- **What you have to do**: In the listing below, identify each line with the word "watermark" and return those lines.
======== Record set ========
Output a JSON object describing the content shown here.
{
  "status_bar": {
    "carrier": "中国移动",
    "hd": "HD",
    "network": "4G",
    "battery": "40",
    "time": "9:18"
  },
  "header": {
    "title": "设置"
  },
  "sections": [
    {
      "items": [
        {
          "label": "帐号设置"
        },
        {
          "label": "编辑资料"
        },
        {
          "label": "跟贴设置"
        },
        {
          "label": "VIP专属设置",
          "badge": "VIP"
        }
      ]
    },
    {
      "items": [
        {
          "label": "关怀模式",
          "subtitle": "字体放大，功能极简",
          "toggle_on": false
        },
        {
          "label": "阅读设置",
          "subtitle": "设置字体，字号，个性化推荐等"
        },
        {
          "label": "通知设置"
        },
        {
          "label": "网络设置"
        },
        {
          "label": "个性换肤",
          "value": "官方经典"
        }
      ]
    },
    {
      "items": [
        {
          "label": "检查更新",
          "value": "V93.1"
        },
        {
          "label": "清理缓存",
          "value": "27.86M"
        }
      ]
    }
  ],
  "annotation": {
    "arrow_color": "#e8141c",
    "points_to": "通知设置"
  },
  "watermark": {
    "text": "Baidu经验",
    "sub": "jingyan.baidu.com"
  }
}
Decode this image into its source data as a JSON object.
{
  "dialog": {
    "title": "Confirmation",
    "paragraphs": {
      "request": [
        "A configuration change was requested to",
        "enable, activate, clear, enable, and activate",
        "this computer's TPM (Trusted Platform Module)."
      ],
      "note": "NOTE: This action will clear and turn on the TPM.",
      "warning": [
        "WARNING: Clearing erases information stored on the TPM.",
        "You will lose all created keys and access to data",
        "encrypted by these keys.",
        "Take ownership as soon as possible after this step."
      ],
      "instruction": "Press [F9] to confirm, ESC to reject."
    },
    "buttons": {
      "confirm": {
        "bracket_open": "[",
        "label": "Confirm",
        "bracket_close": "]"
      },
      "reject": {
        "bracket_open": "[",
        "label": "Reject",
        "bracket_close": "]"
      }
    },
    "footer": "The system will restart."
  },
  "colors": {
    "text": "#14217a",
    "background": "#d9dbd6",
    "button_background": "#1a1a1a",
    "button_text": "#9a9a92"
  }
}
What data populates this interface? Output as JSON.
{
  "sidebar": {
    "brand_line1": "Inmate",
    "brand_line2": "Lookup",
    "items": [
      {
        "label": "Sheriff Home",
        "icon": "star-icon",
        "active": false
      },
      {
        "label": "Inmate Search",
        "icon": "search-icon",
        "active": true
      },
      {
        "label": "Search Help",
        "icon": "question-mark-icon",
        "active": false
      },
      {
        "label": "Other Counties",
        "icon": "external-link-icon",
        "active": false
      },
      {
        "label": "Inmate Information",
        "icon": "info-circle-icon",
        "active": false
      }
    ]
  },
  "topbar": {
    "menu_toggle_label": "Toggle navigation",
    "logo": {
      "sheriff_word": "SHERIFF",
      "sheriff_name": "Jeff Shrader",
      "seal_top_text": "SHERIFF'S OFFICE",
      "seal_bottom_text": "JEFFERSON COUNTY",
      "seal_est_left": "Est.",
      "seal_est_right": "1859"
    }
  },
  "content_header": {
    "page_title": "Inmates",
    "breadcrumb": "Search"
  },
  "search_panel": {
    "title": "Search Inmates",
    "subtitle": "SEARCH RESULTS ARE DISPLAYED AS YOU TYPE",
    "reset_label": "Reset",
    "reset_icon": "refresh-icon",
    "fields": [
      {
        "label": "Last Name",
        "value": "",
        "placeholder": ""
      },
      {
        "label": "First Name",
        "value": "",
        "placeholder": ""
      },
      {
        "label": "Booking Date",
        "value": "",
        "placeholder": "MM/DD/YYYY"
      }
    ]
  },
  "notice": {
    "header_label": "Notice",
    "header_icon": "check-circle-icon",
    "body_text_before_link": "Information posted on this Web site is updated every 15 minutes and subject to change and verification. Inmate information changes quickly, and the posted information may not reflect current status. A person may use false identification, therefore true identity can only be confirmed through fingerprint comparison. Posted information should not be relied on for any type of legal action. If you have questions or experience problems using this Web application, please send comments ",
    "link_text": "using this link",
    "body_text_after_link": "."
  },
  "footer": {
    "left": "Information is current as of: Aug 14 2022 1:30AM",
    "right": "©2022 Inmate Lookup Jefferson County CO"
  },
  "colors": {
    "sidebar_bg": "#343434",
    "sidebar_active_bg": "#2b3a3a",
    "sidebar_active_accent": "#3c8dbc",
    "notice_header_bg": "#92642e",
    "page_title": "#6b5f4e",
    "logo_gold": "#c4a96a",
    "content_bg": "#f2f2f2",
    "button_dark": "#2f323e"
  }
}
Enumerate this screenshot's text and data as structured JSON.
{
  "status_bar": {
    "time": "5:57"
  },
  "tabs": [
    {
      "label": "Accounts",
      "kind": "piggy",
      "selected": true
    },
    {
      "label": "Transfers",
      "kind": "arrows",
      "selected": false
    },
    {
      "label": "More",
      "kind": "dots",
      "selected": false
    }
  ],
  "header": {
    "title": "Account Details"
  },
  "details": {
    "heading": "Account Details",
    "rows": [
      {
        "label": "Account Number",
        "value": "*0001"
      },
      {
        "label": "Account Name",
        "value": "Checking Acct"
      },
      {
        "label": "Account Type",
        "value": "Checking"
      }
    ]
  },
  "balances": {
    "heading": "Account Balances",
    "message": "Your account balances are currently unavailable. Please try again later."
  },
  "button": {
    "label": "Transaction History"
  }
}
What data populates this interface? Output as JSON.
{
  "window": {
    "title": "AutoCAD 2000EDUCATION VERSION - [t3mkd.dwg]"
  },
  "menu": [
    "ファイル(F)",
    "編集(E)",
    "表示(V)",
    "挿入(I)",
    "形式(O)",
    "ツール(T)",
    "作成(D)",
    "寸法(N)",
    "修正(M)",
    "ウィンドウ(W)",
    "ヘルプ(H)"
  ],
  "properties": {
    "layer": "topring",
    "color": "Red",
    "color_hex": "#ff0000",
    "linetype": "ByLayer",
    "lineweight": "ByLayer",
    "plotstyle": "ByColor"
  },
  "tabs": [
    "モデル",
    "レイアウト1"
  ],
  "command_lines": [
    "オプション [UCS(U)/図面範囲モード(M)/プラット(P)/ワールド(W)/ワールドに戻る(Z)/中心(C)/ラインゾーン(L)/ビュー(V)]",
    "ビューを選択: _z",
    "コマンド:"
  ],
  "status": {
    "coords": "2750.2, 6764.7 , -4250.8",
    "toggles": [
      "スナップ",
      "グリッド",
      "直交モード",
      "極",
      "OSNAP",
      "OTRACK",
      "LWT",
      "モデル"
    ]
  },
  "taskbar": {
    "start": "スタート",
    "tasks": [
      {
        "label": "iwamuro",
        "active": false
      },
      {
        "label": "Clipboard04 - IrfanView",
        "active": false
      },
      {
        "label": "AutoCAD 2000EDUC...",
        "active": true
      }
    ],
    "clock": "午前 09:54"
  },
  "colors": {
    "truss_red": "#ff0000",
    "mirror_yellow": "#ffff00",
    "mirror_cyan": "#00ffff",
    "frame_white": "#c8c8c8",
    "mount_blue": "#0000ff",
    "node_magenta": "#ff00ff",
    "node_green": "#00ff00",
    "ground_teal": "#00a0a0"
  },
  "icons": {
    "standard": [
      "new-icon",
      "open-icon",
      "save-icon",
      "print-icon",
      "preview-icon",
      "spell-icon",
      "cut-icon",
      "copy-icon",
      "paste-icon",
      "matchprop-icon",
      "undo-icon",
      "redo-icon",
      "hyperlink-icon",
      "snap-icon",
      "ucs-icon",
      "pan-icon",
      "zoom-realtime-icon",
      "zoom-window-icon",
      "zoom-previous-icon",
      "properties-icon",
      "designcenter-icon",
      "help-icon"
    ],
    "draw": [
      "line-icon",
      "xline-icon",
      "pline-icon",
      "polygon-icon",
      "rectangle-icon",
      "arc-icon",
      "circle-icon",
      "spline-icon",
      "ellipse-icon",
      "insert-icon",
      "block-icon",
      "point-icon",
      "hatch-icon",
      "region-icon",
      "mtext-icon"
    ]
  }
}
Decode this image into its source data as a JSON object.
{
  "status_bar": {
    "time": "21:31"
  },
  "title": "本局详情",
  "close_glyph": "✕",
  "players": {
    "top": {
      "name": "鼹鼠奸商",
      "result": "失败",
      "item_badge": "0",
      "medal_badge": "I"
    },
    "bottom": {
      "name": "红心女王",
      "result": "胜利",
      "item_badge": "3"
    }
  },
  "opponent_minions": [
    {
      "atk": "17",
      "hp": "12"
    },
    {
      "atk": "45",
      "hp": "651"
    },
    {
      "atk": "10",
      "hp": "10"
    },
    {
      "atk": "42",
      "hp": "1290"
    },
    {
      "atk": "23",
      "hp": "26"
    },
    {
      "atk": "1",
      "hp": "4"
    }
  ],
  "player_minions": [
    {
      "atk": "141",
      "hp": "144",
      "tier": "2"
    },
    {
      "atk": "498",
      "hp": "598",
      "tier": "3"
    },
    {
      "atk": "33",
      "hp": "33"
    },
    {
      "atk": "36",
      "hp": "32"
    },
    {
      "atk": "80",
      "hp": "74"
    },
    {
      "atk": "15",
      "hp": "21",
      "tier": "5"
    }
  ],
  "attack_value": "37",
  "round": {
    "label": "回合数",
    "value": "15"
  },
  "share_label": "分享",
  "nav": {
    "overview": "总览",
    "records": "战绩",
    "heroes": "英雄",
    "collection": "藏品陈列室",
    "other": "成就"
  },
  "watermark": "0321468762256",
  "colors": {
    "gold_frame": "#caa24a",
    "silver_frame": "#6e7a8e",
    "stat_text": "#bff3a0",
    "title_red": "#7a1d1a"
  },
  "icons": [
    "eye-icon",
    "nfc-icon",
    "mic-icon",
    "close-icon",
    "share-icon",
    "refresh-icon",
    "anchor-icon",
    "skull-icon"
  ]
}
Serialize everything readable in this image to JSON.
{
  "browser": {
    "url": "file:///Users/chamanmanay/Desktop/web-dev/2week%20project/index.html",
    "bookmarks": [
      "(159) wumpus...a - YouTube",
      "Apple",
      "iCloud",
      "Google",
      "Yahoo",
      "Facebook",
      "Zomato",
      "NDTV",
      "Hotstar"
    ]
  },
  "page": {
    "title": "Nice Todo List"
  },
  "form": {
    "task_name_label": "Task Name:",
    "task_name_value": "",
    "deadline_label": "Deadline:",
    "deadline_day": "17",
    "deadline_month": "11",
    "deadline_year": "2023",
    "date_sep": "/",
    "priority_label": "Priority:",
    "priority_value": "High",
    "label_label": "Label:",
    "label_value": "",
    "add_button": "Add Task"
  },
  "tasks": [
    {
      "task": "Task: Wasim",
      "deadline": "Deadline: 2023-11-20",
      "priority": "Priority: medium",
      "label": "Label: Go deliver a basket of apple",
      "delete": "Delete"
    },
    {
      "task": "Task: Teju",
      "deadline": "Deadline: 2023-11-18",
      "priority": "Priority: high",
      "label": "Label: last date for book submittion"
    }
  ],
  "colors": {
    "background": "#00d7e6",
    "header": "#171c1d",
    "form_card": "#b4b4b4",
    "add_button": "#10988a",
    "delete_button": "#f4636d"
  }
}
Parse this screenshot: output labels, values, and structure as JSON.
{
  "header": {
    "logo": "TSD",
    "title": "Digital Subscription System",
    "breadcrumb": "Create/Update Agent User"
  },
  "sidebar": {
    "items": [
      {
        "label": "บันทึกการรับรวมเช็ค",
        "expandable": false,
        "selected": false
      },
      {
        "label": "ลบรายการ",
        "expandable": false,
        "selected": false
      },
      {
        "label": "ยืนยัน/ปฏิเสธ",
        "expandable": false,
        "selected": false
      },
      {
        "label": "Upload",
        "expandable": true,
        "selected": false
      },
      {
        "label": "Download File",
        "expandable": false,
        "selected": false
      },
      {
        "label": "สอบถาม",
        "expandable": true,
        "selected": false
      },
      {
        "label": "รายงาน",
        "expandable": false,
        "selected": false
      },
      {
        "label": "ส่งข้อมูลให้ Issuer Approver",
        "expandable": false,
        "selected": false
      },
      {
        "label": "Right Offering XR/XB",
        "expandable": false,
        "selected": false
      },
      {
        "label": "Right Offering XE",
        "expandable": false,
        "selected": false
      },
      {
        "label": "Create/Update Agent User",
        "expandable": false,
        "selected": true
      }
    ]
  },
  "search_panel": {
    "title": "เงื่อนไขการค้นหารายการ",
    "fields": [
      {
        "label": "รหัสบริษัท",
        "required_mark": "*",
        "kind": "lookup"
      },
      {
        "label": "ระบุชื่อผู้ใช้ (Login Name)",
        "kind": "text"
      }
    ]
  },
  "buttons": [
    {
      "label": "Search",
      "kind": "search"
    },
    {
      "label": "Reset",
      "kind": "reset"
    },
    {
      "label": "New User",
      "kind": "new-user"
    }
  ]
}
========
- **Finished exercise**:
  "watermark": {
  "watermark": "0321468762256",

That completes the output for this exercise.